## [Aim of the exercise]
Work out how many lines in the listing below include the word "image"; answer with the number alone.
○ ○ ○
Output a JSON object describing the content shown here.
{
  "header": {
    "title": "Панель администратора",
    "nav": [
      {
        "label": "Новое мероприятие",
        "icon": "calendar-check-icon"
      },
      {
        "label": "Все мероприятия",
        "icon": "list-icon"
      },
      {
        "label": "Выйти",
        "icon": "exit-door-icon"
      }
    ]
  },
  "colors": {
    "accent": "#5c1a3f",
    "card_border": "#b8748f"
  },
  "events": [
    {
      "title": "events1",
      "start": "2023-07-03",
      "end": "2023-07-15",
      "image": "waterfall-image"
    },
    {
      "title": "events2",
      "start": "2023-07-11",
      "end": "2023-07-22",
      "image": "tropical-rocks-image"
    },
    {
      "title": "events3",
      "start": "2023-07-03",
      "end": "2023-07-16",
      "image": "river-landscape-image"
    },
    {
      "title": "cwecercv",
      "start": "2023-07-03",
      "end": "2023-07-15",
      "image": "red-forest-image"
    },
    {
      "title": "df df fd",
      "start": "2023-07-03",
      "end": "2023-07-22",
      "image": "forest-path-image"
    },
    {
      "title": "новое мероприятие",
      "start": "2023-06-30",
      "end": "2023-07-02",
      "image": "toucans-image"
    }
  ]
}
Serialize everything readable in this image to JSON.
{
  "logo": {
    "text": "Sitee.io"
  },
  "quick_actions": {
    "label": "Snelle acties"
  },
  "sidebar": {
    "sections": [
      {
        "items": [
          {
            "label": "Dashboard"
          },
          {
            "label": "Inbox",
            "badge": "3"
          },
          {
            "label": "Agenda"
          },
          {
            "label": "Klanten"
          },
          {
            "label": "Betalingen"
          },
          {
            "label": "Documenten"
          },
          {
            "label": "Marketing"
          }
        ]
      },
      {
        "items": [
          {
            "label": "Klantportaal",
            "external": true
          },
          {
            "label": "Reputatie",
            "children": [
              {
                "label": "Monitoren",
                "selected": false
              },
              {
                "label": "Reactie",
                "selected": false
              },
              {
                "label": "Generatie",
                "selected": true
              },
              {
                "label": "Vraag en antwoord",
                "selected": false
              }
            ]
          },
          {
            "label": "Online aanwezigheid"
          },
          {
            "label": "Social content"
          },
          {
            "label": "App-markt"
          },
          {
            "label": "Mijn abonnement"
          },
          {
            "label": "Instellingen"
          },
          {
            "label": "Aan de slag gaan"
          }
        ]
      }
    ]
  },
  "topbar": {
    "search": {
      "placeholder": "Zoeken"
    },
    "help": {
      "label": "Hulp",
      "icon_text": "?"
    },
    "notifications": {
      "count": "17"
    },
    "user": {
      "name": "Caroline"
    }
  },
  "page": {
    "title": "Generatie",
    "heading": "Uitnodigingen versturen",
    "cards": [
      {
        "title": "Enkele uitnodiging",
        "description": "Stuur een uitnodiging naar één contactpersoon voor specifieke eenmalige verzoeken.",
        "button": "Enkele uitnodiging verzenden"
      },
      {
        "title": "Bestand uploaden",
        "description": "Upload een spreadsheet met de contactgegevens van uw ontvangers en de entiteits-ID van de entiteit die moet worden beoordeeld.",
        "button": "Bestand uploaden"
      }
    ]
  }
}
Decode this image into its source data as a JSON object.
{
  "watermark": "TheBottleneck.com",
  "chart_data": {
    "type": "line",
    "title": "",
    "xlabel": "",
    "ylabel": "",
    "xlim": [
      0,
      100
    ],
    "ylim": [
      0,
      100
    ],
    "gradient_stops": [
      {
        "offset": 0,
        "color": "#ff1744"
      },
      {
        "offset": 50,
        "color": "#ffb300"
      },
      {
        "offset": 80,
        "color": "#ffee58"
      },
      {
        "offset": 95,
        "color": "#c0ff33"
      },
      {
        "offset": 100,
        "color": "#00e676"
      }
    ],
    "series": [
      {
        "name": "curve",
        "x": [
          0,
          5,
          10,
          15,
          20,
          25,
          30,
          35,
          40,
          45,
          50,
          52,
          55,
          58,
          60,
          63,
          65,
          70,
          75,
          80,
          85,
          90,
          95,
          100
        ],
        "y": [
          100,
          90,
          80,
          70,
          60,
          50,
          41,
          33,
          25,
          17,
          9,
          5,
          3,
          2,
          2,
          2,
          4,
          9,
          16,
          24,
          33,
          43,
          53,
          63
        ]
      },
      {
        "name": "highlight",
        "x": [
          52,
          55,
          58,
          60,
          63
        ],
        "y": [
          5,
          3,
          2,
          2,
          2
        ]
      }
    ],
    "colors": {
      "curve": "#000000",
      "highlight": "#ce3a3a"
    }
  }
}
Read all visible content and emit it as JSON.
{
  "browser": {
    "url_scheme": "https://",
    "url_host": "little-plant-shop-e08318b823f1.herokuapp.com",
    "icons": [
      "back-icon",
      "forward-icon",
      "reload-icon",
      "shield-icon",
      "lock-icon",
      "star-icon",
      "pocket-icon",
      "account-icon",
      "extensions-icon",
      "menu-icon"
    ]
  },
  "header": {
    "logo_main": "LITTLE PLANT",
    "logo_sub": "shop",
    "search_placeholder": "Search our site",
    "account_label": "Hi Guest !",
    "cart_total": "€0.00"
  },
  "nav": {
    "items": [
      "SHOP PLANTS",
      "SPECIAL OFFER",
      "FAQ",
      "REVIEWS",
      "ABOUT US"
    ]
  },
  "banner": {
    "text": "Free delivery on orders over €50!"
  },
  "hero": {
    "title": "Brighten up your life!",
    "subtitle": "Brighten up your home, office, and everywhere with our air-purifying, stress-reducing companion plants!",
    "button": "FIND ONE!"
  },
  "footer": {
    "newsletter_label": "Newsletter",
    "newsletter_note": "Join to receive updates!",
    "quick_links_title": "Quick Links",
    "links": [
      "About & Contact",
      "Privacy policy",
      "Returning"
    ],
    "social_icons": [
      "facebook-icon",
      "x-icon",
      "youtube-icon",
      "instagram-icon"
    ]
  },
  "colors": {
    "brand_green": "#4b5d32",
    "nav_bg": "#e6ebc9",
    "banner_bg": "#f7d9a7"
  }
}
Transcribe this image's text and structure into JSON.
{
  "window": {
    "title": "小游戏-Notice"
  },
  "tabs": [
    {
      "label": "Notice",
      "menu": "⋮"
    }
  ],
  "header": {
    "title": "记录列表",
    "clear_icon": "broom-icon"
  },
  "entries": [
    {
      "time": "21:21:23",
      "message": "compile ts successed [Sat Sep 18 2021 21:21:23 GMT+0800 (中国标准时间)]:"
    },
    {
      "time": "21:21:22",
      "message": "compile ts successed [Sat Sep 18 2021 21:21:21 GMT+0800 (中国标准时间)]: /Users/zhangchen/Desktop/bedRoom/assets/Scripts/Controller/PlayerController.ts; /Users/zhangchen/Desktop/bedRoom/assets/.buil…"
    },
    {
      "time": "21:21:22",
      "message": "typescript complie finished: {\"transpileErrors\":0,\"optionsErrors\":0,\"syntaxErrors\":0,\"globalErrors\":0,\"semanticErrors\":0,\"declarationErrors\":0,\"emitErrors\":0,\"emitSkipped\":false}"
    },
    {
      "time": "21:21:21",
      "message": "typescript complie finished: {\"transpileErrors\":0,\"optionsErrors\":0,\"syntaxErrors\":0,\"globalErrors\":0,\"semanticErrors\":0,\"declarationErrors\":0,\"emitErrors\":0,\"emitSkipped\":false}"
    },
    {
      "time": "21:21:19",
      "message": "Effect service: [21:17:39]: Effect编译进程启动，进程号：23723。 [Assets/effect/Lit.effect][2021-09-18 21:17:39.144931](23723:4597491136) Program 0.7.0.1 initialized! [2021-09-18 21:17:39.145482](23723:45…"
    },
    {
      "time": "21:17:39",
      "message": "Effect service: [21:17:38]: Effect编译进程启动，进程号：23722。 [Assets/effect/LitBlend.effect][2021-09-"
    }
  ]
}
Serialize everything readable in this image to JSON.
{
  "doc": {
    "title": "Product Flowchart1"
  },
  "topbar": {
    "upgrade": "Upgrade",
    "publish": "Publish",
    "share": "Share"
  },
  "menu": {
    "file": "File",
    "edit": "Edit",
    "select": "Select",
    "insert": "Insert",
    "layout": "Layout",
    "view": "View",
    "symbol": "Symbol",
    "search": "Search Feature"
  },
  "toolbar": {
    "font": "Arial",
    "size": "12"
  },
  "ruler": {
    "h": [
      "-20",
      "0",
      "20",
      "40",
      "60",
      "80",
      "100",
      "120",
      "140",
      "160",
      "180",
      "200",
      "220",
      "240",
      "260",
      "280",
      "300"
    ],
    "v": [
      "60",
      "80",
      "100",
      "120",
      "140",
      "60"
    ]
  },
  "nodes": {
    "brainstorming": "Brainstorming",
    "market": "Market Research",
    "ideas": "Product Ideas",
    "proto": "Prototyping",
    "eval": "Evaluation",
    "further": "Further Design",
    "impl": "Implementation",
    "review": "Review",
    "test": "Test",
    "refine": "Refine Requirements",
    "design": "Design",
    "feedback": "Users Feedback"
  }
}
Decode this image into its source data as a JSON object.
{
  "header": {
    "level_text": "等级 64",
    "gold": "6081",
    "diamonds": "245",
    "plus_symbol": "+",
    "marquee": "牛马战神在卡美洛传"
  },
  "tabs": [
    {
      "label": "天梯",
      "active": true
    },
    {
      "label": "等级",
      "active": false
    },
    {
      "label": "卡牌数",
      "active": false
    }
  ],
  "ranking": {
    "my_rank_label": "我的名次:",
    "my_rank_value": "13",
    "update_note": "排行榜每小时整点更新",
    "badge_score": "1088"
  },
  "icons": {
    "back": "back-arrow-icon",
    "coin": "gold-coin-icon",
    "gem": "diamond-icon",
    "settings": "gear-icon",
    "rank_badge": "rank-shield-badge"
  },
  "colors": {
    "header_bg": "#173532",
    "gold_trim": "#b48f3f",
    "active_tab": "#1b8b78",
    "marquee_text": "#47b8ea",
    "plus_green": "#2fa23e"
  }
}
○ ○ ○
## [Output of the task]
11